### What the exercise asks
Count lines holding the word "tuberculeuse". Only the number is wanted.

Dataset entries:
>> BEGIN

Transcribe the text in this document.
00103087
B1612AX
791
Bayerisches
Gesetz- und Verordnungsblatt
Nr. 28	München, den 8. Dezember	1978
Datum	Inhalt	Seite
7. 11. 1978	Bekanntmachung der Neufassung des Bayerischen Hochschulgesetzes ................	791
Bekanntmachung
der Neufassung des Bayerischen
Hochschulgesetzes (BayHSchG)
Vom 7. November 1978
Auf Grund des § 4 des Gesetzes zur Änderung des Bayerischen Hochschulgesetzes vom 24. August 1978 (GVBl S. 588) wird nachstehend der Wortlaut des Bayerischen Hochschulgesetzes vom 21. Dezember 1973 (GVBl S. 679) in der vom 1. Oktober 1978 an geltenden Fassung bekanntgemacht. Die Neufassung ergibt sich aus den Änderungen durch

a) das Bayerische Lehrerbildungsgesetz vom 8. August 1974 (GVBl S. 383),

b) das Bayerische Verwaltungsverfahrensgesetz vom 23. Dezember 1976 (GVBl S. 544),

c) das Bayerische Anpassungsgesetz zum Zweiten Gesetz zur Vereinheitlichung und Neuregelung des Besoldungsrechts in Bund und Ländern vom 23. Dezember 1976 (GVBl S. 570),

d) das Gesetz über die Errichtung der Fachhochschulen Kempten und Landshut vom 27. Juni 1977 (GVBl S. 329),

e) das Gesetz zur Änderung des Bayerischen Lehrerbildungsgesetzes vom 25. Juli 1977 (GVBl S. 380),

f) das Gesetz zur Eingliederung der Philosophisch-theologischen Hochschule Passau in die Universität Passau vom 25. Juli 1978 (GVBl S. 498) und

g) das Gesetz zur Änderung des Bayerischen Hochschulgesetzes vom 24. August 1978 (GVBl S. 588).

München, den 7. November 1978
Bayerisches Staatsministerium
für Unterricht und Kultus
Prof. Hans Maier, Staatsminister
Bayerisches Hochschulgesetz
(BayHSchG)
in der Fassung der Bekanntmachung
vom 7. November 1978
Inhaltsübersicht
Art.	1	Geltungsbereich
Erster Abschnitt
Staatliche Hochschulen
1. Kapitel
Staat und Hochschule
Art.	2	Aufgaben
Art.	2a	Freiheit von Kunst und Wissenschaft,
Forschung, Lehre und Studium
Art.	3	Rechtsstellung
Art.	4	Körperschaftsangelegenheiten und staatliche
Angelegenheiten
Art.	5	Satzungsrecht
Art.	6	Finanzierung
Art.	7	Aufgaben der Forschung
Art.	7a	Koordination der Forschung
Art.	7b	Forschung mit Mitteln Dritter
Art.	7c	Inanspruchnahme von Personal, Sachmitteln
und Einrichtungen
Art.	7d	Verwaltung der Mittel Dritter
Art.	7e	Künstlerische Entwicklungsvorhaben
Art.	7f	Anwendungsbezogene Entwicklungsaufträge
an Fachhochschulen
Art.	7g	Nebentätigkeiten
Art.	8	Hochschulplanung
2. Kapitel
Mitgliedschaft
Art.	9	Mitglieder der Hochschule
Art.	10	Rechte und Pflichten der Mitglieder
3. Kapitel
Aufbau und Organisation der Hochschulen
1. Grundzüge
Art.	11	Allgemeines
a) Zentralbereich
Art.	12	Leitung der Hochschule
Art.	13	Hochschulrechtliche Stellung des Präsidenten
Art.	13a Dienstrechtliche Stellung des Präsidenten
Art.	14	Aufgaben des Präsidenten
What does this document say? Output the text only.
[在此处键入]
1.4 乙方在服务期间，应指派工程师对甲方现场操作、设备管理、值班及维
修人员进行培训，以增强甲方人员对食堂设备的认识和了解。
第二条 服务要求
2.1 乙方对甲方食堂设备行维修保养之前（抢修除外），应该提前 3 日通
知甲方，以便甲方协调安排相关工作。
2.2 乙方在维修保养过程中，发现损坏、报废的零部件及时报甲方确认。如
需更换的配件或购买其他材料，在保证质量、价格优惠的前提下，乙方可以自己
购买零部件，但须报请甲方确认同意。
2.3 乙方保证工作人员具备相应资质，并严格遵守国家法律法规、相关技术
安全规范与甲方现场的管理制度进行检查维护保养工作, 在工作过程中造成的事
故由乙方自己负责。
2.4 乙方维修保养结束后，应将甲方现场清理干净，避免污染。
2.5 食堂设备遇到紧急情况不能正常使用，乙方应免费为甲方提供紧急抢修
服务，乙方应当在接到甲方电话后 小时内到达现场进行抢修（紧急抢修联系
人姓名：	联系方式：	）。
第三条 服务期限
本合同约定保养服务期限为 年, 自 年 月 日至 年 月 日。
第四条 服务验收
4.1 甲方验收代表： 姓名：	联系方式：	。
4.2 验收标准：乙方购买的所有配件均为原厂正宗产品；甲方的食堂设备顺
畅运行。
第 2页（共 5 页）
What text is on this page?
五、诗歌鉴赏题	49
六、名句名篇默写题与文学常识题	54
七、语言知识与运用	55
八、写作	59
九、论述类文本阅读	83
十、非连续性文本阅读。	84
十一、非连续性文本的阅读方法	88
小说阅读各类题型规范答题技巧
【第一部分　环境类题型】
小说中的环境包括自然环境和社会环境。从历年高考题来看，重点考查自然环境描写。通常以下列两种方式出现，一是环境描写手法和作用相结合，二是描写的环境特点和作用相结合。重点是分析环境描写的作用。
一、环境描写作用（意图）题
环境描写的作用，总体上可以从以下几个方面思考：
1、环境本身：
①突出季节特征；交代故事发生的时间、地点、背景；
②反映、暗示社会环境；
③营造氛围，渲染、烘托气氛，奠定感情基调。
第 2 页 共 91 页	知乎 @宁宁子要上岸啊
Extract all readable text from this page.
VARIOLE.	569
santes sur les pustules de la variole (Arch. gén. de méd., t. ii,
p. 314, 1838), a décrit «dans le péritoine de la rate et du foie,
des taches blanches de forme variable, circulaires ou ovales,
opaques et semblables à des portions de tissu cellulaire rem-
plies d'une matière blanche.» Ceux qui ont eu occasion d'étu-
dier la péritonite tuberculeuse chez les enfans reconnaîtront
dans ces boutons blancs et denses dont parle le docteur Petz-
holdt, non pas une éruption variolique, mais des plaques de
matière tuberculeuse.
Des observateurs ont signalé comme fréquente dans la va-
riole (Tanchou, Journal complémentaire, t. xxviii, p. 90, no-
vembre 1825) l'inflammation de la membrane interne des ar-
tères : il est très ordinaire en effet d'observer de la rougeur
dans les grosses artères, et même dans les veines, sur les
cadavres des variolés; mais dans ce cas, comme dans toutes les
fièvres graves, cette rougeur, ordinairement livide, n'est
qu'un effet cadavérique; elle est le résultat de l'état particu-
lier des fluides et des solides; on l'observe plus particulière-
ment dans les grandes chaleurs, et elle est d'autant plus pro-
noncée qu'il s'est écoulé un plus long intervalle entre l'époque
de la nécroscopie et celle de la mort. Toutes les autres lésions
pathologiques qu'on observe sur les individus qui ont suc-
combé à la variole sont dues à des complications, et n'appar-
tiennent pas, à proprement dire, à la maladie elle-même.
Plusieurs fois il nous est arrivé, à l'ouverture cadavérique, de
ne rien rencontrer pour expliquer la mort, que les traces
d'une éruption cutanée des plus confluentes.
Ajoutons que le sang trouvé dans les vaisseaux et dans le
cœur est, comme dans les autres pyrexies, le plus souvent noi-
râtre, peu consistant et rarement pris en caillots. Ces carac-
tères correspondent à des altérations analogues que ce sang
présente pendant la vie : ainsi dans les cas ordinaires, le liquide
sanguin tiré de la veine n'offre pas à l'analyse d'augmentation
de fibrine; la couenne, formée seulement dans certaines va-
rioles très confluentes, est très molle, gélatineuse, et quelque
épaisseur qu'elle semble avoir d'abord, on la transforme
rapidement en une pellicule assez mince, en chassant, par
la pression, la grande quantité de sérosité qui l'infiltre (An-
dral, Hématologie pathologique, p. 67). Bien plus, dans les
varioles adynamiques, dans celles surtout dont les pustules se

>> END

### Expected answer
2